A run of records

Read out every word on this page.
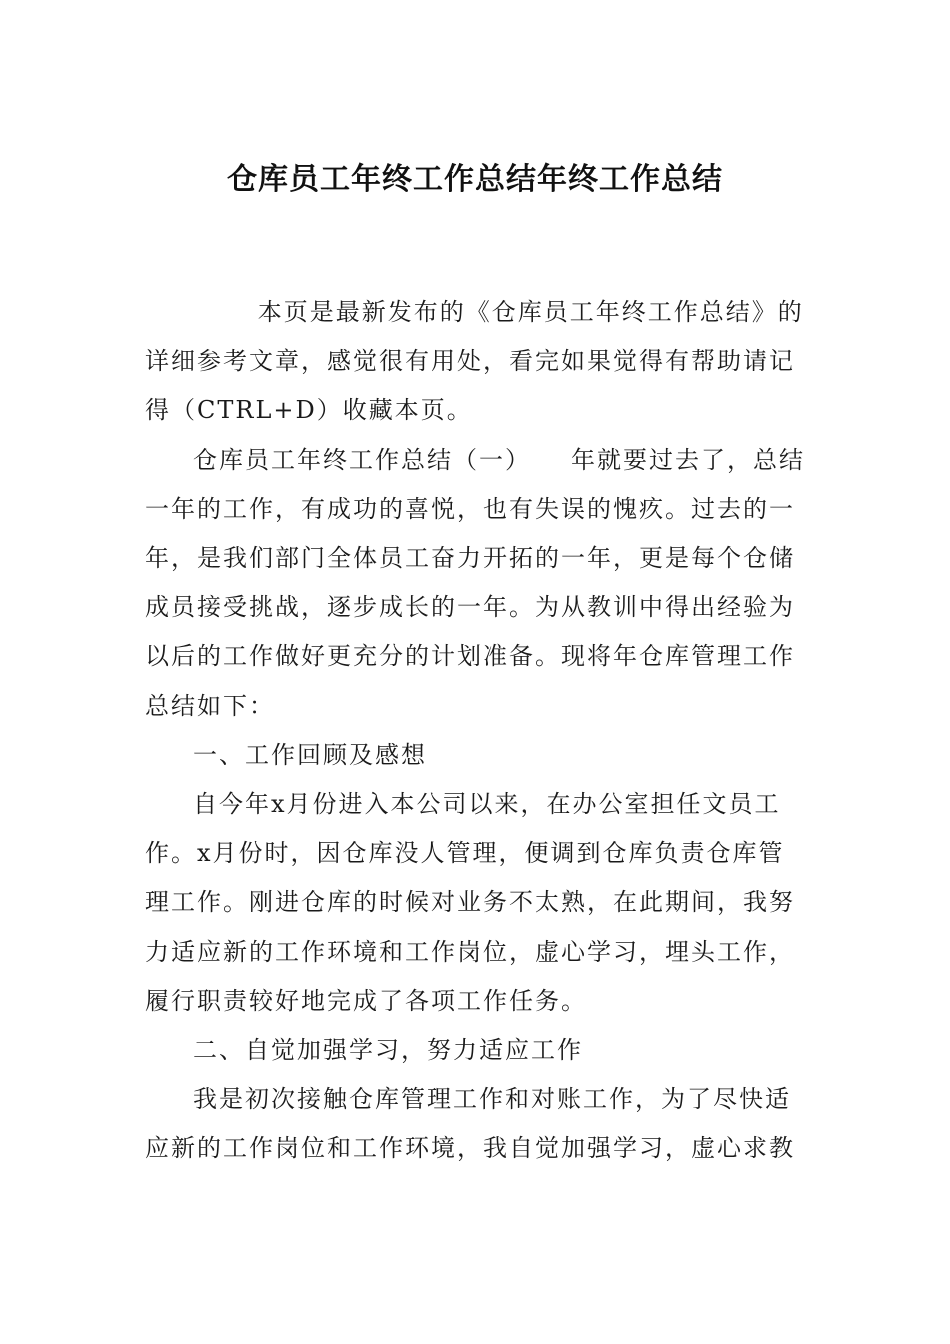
仓库员工年终工作总结年终工作总结

本页是最新发布的《仓库员工年终工作总结》的详细参考文章，感觉很有用处，看完如果觉得有帮助请记得（CTRL+D）收藏本页。

仓库员工年终工作总结（一）　　年就要过去了，总结一年的工作，有成功的喜悦，也有失误的愧疚。过去的一年，是我们部门全体员工奋力开拓的一年，更是每个仓储成员接受挑战，逐步成长的一年。为从教训中得出经验为以后的工作做好更充分的计划准备。现将年仓库管理工作总结如下：

一、工作回顾及感想

自今年x月份进入本公司以来，在办公室担任文员工作。x月份时，因仓库没人管理，便调到仓库负责仓库管理工作。刚进仓库的时候对业务不太熟，在此期间，我努力适应新的工作环境和工作岗位，虚心学习，埋头工作，履行职责较好地完成了各项工作任务。

二、自觉加强学习，努力适应工作

我是初次接触仓库管理工作和对账工作，为了尽快适应新的工作岗位和工作环境，我自觉加强学习，虚心求教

▶ **What needs to be done**
Print out the whole of the material word for word, without pictures.

▶ **Result of this exercise**
Read out every word on this page.
仓库员工年终工作总结年终工作总结

本页是最新发布的《仓库员工年终工作总结》的详细参考文章，感觉很有用处，看完如果觉得有帮助请记得（CTRL+D）收藏本页。

仓库员工年终工作总结（一）　　年就要过去了，总结一年的工作，有成功的喜悦，也有失误的愧疚。过去的一年，是我们部门全体员工奋力开拓的一年，更是每个仓储成员接受挑战，逐步成长的一年。为从教训中得出经验为以后的工作做好更充分的计划准备。现将年仓库管理工作总结如下：

一、工作回顾及感想

自今年x月份进入本公司以来，在办公室担任文员工作。x月份时，因仓库没人管理，便调到仓库负责仓库管理工作。刚进仓库的时候对业务不太熟，在此期间，我努力适应新的工作环境和工作岗位，虚心学习，埋头工作，履行职责较好地完成了各项工作任务。

二、自觉加强学习，努力适应工作

我是初次接触仓库管理工作和对账工作，为了尽快适应新的工作岗位和工作环境，我自觉加强学习，虚心求教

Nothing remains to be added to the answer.